What to do
Find each line that has the string "JSON" and give the total, with nothing else.
--- Data entries ---
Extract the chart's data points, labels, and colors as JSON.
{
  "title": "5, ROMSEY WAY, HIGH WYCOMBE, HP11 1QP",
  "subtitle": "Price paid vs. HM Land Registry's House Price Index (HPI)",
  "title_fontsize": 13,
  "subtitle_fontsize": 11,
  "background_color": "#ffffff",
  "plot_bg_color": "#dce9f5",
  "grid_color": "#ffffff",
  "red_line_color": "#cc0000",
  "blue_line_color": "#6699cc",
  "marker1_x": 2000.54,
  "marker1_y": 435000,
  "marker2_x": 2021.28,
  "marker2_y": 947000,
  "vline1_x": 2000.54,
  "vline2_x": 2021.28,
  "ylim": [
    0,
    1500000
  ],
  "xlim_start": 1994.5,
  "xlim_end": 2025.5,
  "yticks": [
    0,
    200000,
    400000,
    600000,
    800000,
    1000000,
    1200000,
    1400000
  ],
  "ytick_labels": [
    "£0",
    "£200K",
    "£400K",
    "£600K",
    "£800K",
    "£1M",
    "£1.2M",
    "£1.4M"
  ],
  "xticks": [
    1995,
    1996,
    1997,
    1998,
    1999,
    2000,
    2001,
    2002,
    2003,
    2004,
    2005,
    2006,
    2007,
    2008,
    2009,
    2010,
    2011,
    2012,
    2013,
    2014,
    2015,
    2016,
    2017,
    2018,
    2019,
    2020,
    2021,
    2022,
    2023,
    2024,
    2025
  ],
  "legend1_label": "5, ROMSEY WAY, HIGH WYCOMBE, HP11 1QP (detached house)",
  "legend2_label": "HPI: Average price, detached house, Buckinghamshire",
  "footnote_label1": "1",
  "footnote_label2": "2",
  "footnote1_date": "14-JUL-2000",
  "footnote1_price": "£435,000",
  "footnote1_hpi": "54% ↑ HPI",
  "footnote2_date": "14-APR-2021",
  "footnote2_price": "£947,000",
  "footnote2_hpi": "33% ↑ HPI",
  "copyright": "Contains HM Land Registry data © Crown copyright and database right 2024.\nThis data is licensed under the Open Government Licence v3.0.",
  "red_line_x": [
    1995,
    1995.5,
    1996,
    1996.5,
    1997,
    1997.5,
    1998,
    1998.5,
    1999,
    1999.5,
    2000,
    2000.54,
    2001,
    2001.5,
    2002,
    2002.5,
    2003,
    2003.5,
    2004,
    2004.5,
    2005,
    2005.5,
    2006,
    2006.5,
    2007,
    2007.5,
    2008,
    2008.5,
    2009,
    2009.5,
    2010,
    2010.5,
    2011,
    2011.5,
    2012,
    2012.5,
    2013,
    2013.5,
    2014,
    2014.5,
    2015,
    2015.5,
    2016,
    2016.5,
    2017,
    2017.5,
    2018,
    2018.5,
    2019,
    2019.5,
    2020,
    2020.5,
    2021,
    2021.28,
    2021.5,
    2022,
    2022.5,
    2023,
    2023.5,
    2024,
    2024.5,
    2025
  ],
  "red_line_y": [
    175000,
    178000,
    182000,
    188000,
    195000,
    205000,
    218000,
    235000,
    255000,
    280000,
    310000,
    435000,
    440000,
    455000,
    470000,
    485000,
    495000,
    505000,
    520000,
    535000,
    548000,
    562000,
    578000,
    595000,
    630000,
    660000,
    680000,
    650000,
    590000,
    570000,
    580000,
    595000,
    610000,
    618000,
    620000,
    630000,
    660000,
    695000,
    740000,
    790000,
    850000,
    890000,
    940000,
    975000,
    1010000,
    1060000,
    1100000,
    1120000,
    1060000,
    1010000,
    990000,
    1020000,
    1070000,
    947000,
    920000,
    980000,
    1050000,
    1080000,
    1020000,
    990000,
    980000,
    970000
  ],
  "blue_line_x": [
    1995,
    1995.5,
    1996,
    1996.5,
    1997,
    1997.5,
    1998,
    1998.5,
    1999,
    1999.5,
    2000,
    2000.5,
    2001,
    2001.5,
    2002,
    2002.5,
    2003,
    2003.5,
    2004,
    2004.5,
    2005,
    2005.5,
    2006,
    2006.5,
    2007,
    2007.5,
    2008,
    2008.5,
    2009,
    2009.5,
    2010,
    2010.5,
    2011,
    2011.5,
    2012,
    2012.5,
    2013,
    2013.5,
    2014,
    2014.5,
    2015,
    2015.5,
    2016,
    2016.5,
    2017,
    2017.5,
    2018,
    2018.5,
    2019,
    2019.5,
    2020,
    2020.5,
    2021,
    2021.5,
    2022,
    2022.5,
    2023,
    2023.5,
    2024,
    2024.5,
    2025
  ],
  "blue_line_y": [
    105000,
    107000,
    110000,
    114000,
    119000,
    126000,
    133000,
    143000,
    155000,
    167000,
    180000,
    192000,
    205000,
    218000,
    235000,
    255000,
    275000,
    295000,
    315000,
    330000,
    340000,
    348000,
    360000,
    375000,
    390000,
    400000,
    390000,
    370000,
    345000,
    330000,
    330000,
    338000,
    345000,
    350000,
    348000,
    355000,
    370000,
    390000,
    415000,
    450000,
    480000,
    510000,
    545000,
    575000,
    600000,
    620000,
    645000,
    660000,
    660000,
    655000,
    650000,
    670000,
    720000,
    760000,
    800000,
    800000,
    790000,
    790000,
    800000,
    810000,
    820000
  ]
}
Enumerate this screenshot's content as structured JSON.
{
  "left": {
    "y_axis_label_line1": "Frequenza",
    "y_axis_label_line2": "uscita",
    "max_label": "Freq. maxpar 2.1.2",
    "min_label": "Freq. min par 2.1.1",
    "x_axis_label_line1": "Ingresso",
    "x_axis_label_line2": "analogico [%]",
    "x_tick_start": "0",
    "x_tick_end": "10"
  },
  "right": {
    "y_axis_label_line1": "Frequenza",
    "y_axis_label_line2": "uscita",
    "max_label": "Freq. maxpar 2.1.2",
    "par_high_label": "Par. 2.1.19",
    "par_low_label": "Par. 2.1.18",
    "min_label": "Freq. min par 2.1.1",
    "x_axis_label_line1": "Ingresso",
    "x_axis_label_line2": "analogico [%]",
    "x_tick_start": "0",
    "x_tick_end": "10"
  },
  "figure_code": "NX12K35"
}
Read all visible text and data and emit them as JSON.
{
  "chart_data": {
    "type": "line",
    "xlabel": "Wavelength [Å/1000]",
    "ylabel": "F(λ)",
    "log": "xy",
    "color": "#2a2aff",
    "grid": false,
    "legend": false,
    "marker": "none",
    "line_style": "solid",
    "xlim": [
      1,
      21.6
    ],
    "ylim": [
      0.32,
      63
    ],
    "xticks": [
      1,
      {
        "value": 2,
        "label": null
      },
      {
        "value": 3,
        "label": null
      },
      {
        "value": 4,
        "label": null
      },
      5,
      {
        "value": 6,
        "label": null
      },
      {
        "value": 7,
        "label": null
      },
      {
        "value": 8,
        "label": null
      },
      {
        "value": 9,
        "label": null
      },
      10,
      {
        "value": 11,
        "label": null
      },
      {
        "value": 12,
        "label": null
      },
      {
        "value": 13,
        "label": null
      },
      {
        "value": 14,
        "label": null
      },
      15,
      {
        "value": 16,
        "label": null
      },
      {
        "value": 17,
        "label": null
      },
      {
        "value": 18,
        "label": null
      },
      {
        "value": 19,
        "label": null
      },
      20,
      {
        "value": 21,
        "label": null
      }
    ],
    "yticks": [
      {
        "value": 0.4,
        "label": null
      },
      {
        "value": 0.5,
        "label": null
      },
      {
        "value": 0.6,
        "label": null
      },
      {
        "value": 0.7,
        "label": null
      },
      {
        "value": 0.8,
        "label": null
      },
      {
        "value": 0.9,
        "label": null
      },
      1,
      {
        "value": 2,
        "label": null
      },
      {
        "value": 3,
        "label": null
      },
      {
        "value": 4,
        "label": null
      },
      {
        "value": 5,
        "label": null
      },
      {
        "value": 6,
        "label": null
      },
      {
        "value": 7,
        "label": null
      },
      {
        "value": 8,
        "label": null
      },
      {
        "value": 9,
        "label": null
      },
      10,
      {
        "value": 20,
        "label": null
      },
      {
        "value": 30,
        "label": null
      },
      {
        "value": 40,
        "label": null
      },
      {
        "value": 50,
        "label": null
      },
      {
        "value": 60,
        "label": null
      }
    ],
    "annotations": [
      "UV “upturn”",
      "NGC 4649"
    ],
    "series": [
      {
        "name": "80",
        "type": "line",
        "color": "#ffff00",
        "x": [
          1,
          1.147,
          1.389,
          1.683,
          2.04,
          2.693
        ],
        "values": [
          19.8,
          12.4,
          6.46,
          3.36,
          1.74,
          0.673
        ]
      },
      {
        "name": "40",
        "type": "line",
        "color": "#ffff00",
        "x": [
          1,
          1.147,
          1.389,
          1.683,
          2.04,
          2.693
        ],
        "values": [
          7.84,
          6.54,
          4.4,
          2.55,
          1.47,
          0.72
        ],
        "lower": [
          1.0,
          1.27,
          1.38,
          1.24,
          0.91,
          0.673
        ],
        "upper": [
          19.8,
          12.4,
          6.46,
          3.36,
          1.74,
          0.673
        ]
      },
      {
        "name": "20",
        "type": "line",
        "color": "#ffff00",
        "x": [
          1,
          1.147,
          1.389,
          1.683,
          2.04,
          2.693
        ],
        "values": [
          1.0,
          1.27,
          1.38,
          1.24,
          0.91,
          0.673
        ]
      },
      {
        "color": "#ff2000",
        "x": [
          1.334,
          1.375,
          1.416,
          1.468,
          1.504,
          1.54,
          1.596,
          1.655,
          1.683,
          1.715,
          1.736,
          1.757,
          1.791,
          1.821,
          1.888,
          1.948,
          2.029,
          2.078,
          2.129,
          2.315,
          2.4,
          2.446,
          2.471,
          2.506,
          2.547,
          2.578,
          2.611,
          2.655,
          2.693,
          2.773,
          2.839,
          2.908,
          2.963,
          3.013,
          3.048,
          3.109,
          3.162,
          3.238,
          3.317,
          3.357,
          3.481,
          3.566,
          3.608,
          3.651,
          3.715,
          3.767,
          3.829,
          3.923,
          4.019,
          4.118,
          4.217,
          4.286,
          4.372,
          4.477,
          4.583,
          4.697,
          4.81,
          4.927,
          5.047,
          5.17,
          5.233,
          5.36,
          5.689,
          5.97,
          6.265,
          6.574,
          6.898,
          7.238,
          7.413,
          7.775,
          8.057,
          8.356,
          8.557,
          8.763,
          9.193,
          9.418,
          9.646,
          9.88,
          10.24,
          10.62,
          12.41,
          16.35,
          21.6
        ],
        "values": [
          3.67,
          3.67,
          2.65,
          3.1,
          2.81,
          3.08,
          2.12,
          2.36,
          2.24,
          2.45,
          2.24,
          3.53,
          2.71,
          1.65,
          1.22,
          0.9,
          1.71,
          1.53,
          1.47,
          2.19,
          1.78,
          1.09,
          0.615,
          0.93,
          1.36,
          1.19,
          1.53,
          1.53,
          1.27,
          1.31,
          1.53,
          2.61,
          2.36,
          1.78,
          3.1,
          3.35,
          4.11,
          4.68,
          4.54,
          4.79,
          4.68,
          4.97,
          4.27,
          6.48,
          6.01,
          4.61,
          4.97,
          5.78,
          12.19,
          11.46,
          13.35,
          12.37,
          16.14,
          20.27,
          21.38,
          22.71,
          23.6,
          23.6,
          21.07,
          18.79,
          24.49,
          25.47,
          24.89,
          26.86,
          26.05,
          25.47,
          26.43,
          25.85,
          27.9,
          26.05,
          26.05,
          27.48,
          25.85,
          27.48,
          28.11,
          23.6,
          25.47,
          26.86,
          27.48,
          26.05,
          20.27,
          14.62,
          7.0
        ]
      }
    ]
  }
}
---
Solution below
3